*** Task data

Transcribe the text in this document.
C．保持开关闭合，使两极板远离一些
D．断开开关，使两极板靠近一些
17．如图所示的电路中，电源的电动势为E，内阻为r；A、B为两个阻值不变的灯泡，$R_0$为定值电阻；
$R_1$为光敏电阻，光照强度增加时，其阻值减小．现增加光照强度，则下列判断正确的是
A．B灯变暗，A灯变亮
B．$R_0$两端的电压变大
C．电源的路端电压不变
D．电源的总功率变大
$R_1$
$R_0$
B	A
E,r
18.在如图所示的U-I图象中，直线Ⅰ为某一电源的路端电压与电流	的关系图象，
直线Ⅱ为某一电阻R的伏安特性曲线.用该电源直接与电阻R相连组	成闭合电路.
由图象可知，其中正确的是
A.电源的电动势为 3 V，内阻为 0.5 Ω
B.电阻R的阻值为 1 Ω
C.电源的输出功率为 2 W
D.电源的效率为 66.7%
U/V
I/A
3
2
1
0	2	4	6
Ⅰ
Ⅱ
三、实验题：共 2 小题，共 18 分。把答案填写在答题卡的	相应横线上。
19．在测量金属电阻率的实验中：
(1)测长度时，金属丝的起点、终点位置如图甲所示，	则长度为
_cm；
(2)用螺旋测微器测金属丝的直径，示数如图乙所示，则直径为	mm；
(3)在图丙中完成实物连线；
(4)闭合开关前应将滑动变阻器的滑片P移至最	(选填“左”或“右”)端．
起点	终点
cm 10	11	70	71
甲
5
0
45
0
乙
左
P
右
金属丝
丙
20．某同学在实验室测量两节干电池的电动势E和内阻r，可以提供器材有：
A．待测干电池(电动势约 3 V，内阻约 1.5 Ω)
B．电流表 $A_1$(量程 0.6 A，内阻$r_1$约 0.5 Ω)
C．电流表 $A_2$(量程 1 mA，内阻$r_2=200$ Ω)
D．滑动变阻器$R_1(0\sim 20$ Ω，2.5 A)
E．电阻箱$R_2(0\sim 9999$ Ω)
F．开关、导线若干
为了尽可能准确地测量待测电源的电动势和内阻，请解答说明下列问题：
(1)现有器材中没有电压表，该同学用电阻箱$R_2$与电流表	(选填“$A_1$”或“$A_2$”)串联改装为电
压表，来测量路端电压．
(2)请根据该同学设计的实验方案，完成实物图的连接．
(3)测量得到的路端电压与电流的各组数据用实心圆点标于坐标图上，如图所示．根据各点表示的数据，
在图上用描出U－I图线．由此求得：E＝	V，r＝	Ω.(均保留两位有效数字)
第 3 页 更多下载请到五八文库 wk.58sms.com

******
*** Task data

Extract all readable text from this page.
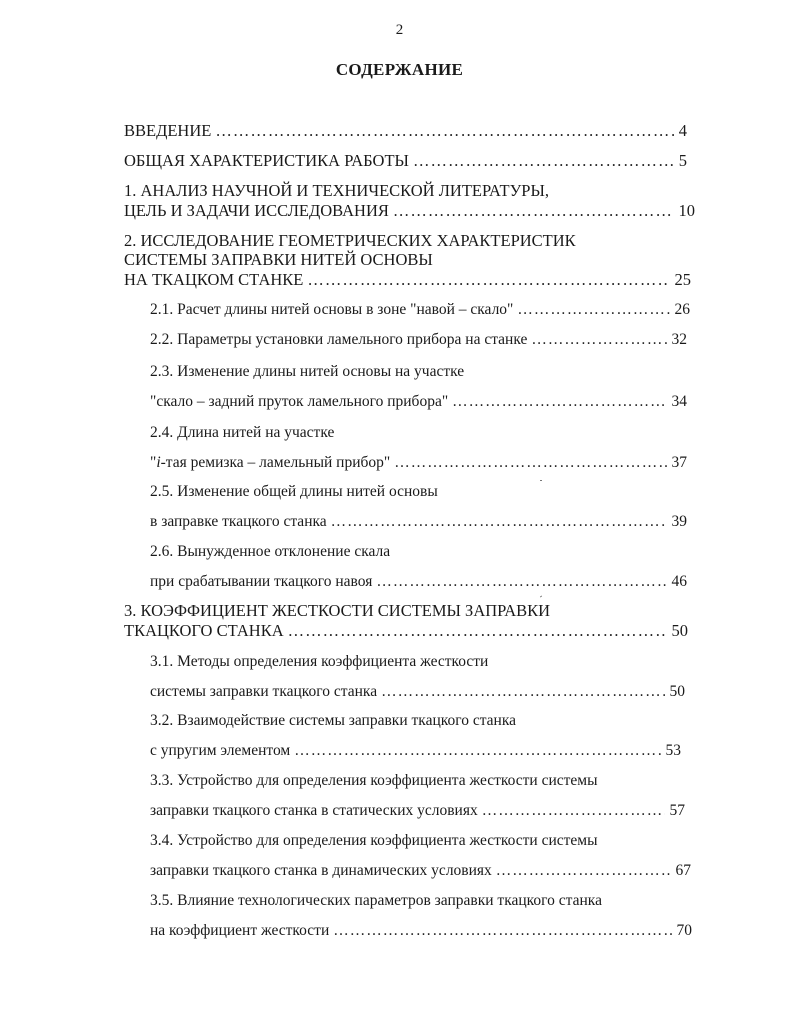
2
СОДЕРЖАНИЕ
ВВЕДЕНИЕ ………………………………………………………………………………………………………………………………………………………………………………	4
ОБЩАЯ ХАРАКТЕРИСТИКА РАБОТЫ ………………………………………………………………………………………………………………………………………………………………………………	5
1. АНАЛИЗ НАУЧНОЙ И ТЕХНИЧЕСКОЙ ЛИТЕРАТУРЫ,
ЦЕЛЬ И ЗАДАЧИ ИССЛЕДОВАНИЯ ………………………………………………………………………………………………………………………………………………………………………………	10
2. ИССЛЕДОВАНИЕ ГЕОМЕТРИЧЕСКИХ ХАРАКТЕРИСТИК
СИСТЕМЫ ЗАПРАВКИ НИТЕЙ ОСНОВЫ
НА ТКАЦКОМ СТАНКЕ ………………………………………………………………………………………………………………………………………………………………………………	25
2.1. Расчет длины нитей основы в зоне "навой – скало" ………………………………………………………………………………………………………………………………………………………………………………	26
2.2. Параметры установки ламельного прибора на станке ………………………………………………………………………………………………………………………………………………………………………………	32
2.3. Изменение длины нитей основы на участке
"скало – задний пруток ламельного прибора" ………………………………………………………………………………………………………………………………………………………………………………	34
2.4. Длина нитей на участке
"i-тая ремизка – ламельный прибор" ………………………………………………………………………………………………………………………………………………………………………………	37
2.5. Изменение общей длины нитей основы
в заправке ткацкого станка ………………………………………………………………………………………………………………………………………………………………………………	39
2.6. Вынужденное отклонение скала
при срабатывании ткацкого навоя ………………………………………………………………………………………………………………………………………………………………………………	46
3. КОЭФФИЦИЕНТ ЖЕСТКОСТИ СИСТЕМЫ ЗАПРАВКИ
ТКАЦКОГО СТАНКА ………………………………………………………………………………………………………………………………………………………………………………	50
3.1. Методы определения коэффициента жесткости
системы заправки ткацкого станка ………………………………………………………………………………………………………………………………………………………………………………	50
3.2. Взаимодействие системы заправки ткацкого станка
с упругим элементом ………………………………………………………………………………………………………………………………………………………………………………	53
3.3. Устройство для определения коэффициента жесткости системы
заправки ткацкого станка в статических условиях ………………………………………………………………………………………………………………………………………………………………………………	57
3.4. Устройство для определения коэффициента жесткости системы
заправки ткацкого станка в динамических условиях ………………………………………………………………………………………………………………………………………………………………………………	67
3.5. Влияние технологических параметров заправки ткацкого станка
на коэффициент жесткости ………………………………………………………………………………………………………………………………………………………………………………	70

******

▶ [Description of the task]
Report the number of lines in the entries above that include the string "Устройство". Give nothing but the number.

▶ [Full response]
2